■ Written request:
In the material below, the lines containing the word "minimize" are required; copy each of them.

■ Data for this task:
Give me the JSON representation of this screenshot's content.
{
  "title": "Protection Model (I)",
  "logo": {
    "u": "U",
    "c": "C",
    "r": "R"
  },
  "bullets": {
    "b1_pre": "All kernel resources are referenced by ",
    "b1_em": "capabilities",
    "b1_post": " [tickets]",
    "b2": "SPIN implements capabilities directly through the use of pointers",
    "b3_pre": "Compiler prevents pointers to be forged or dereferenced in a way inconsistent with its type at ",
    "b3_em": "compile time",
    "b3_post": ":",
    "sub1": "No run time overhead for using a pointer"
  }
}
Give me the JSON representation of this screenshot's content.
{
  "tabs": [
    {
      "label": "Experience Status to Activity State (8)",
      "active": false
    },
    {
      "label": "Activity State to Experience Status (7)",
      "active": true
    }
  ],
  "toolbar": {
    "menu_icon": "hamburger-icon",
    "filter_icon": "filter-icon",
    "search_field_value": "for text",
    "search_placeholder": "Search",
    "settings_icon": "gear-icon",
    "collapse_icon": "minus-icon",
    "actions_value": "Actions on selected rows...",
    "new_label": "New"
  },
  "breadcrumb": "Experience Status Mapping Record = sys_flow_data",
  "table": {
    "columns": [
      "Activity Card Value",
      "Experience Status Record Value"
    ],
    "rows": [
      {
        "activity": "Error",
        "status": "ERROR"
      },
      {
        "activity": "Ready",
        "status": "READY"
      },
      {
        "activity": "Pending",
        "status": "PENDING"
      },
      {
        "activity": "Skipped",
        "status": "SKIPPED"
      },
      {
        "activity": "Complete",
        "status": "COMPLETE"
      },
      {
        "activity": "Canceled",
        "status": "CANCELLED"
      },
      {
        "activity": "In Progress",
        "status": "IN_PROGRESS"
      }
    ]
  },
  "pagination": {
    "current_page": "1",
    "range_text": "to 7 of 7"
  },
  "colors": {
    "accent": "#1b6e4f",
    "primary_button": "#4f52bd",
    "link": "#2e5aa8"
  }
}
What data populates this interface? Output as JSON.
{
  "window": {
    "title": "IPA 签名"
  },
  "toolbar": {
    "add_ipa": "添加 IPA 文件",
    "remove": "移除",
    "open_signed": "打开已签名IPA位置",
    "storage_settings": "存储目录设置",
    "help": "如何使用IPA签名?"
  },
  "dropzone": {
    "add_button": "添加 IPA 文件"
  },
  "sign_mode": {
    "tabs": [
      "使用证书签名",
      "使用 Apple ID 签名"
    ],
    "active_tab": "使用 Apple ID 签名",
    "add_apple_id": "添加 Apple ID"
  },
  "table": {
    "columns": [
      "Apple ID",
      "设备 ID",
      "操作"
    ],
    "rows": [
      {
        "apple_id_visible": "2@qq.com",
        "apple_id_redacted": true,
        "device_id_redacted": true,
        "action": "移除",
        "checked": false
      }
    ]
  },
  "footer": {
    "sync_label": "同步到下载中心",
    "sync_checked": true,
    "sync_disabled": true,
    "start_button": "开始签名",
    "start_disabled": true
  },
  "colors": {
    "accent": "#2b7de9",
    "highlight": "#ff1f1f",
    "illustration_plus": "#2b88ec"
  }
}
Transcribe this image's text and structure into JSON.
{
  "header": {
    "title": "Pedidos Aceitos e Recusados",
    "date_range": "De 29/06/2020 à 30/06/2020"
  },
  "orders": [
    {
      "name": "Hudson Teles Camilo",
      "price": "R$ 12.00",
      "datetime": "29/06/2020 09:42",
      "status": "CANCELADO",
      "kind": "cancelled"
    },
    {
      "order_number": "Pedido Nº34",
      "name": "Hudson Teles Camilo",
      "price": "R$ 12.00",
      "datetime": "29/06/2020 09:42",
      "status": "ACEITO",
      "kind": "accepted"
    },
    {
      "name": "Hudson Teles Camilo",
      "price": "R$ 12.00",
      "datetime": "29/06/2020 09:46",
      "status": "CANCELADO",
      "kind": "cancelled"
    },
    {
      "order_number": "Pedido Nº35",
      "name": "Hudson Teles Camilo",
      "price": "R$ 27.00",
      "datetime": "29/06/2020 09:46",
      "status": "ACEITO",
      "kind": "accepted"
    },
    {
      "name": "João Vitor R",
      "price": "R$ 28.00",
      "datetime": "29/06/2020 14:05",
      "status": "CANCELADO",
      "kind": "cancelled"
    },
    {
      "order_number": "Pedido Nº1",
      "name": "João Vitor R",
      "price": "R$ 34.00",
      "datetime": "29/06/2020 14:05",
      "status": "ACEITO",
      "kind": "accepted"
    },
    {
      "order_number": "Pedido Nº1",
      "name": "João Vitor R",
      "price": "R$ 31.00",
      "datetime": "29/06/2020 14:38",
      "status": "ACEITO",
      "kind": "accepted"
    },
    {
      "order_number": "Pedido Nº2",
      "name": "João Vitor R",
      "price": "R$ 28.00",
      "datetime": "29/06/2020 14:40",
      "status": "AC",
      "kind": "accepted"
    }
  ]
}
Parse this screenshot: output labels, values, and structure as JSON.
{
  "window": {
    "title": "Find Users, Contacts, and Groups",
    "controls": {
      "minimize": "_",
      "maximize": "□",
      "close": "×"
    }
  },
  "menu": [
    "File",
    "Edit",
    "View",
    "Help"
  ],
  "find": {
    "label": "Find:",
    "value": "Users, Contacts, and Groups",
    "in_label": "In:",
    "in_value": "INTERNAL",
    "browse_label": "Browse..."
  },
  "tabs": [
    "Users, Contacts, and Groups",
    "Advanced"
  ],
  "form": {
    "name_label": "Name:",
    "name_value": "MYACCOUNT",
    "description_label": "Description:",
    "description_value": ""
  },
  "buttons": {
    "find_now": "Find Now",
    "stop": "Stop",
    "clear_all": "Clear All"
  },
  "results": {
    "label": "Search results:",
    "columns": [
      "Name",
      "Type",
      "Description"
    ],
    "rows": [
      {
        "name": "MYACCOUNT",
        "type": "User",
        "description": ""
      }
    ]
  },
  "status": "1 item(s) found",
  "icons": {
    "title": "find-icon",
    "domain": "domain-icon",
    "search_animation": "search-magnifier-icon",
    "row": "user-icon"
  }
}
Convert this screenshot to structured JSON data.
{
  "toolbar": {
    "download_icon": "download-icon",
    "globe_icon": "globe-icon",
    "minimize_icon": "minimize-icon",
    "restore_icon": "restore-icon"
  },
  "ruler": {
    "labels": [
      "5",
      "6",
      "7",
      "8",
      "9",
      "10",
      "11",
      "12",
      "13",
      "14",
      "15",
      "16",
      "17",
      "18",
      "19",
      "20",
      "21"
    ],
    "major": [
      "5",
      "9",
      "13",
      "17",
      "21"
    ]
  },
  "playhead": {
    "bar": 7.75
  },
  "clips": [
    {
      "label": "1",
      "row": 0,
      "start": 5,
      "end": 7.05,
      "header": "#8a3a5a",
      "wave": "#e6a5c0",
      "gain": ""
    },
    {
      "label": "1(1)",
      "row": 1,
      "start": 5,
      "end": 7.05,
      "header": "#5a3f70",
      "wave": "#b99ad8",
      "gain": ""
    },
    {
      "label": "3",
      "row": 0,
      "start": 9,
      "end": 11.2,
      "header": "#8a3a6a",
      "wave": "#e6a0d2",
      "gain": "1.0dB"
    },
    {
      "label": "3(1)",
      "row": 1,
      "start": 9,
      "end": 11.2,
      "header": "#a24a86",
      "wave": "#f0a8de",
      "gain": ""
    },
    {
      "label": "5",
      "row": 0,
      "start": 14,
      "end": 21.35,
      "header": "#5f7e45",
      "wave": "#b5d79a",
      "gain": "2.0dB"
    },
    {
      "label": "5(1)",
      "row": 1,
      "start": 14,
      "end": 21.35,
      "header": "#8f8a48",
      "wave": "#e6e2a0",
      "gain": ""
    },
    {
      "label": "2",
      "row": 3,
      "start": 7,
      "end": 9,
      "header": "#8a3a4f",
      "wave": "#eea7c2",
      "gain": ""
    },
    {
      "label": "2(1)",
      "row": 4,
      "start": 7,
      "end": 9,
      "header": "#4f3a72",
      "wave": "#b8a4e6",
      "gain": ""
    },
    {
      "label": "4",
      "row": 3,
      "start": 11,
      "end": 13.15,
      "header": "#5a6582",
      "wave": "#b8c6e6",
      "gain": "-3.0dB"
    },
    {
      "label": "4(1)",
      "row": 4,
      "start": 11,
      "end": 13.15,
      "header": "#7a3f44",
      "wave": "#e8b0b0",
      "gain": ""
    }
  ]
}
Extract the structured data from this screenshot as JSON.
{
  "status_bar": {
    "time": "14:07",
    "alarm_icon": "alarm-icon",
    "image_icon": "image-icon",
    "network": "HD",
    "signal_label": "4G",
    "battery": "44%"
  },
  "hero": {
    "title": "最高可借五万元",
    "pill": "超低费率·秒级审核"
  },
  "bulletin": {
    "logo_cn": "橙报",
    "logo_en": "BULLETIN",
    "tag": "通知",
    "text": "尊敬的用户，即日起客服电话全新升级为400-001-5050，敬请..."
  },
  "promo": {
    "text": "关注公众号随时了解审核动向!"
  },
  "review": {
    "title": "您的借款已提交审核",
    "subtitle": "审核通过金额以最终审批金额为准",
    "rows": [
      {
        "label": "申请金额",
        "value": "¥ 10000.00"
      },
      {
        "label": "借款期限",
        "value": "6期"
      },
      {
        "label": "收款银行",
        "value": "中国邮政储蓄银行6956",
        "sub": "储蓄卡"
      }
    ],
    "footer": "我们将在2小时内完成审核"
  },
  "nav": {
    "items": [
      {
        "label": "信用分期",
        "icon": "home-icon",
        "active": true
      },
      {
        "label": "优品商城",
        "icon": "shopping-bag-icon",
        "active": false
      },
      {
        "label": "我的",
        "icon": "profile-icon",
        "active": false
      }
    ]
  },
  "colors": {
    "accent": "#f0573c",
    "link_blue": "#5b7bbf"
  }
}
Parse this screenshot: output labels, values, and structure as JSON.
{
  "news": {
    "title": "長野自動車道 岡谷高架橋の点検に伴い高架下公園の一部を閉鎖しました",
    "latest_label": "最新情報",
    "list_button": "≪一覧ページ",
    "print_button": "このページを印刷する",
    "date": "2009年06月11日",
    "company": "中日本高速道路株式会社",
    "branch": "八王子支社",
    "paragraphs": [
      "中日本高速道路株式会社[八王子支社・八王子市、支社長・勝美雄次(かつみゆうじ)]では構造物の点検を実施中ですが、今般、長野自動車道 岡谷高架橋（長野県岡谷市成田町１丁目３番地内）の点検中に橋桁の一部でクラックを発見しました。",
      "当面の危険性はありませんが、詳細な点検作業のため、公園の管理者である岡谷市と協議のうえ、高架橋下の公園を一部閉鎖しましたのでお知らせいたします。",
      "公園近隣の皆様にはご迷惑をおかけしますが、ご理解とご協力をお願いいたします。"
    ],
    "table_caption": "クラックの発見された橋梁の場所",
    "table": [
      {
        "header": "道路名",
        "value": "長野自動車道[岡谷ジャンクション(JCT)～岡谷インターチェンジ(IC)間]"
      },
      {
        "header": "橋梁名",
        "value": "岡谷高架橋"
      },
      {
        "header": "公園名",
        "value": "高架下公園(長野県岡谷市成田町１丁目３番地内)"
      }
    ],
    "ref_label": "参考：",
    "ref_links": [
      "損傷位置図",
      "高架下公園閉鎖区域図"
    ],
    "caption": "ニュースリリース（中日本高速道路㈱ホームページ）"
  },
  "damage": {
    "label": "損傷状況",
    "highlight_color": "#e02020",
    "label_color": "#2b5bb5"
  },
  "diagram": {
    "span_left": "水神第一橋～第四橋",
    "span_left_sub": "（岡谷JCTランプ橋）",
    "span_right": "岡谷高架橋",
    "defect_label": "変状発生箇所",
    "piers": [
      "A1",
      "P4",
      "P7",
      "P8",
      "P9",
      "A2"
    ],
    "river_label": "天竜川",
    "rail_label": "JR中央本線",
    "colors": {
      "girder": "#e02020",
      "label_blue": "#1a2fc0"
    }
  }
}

■ Correct answer:
      "minimize": "_",
    "minimize_icon": "minimize-icon",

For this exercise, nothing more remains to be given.